Task instructions: Which lines of the records below contain the string "blood"? Report each of them.
====
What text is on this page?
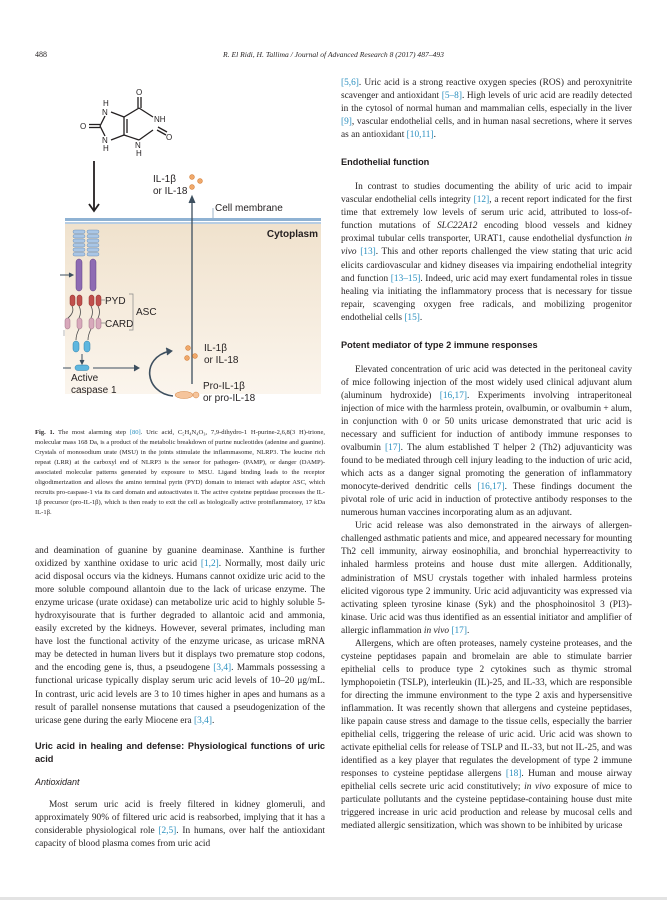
488	R. El Ridi, H. Tallima / Journal of Advanced Research 8 (2017) 487–493
O
NH
O
O
H
N
N
H	N
H
IL-1β
or IL-18
Cell membrane
Cytoplasm
PYD
CARD
ASC
Active
caspase 1
IL-1β
or IL-18
Pro-IL-1β
or pro-IL-18
Fig. 1. The most alarming step [80]. Uric acid, C₅H₄N₄O₃, 7,9-dihydro-1 H-purine-2,6,8(3 H)-trione, molecular mass 168 Da, is a product of the metabolic breakdown of purine nucleotides (adenine and guanine). Crystals of monosodium urate (MSU) in the joints stimulate the inflammasome, NLRP3. The leucine rich repeat (LRR) at the carboxyl end of NLRP3 is the sensor for pathogen- (PAMP), or danger (DAMP)-associated molecular patterns generated by exposure to MSU. Ligand binding leads to the receptor oligodimerization and allows the amino terminal pyrin (PYD) domain to interact with adaptor ASC, which recruits pro-caspase-1 via its card domain and autoactivates it. The active cysteine peptidase processes the IL-1β precursor (pro-IL-1β), which is then ready to exit the cell as biologically active proinflammatory, 17 kDa IL-1β.

and deamination of guanine by guanine deaminase. Xanthine is further oxidized by xanthine oxidase to uric acid [1,2]. Normally, most daily uric acid disposal occurs via the kidneys. Humans cannot oxidize uric acid to the more soluble compound allantoin due to the lack of uricase enzyme. The enzyme uricase (urate oxidase) can metabolize uric acid to highly soluble 5-hydroxyisourate that is further degraded to allantoic acid and ammonia, easily excreted by the kidneys. However, several primates, including man have lost the functional activity of the enzyme uricase, as uricase mRNA may be detected in human livers but it displays two premature stop codons, and the encoding gene is, thus, a pseudogene [3,4]. Mammals possessing a functional uricase typically display serum uric acid levels of 10–20 μg/mL. In contrast, uric acid levels are 3 to 10 times higher in apes and humans as a result of parallel nonsense mutations that caused a pseudogenization of the uricase gene during the early Miocene era [3,4].

Uric acid in healing and defense: Physiological functions of uric acid
Antioxidant

Most serum uric acid is freely filtered in kidney glomeruli, and approximately 90% of filtered uric acid is reabsorbed, implying that it has a considerable physiological role [2,5]. In humans, over half the antioxidant capacity of blood plasma comes from uric acid

[5,6]. Uric acid is a strong reactive oxygen species (ROS) and peroxynitrite scavenger and antioxidant [5–8]. High levels of uric acid are readily detected in the cytosol of normal human and mammalian cells, especially in the liver [9], vascular endothelial cells, and in human nasal secretions, where it serves as an antioxidant [10,11].

Endothelial function

In contrast to studies documenting the ability of uric acid to impair vascular endothelial cells integrity [12], a recent report indicated for the first time that extremely low levels of serum uric acid, attributed to loss-of-function mutations of SLC22A12 encoding blood vessels and kidney proximal tubular cells transporter, URAT1, cause endothelial dysfunction in vivo [13]. This and other reports challenged the view stating that uric acid elicits cardiovascular and kidney diseases via impairing endothelial integrity and function [13–15]. Indeed, uric acid may exert fundamental roles in tissue healing via initiating the inflammatory process that is necessary for tissue repair, scavenging oxygen free radicals, and mobilizing progenitor endothelial cells [15].

Potent mediator of type 2 immune responses

Elevated concentration of uric acid was detected in the peritoneal cavity of mice following injection of the most widely used clinical adjuvant alum (aluminum hydroxide) [16,17]. Experiments involving intraperitoneal injection of mice with the harmless protein, ovalbumin, or ovalbumin + alum, in conjunction with 0 or 50 units uricase demonstrated that uric acid is necessary and sufficient for induction of antibody immune responses to ovalbumin [17]. The alum established T helper 2 (Th2) adjuvanticity was found to be mediated through cell injury leading to the induction of uric acid, which acts as a danger signal promoting the generation of inflammatory monocyte-derived dendritic cells [16,17]. These findings document the pivotal role of uric acid in induction of protective antibody responses to the numerous human vaccines incorporating alum as an adjuvant.

Uric acid release was also demonstrated in the airways of allergen-challenged asthmatic patients and mice, and appeared necessary for mounting Th2 cell immunity, airway eosinophilia, and bronchial hyperreactivity to inhaled harmless proteins and house dust mite allergen. Additionally, administration of MSU crystals together with inhaled harmless proteins elicited vigorous type 2 immunity. Uric acid adjuvanticity was expressed via activating spleen tyrosine kinase (Syk) and the phosphoinositol 3 (PI3)-kinase. Uric acid was thus identified as an essential initiator and amplifier of allergic inflammation in vivo [17].

Allergens, which are often proteases, namely cysteine proteases, and the cysteine peptidases papain and bromelain are able to stimulate barrier epithelial cells to produce type 2 cytokines such as thymic stromal lymphopoietin (TSLP), interleukin (IL)-25, and IL-33, which are responsible for directing the immune environment to the type 2 axis and hypersensitive inflammation. It was recently shown that allergens and cysteine peptidases, like papain cause stress and damage to the tissue cells, especially the barrier epithelial cells, triggering the release of uric acid. Uric acid was shown to activate epithelial cells for release of TSLP and IL-33, but not IL-25, and was identified as a key player that regulates the development of type 2 immune responses to cysteine peptidase allergens [18]. Human and mouse airway epithelial cells secrete uric acid constitutively; in vivo exposure of mice to particulate pollutants and the cysteine peptidase-containing house dust mite triggered increase in uric acid production and release by mucosal cells and mediated allergic sensitization, which was shown to be inhibited by uricase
====
Your response:
Most serum uric acid is freely filtered in kidney glomeruli, and approximately 90% of filtered uric acid is reabsorbed, implying that it has a considerable physiological role [2,5]. In humans, over half the antioxidant capacity of blood plasma comes from uric acid
In contrast to studies documenting the ability of uric acid to impair vascular endothelial cells integrity [12], a recent report indicated for the first time that extremely low levels of serum uric acid, attributed to loss-of-function mutations of SLC22A12 encoding blood vessels and kidney proximal tubular cells transporter, URAT1, cause endothelial dysfunction in vivo [13]. This and other reports challenged the view stating that uric acid elicits cardiovascular and kidney diseases via impairing endothelial integrity and function [13–15]. Indeed, uric acid may exert fundamental roles in tissue healing via initiating the inflammatory process that is necessary for tissue repair, scavenging oxygen free radicals, and mobilizing progenitor endothelial cells [15].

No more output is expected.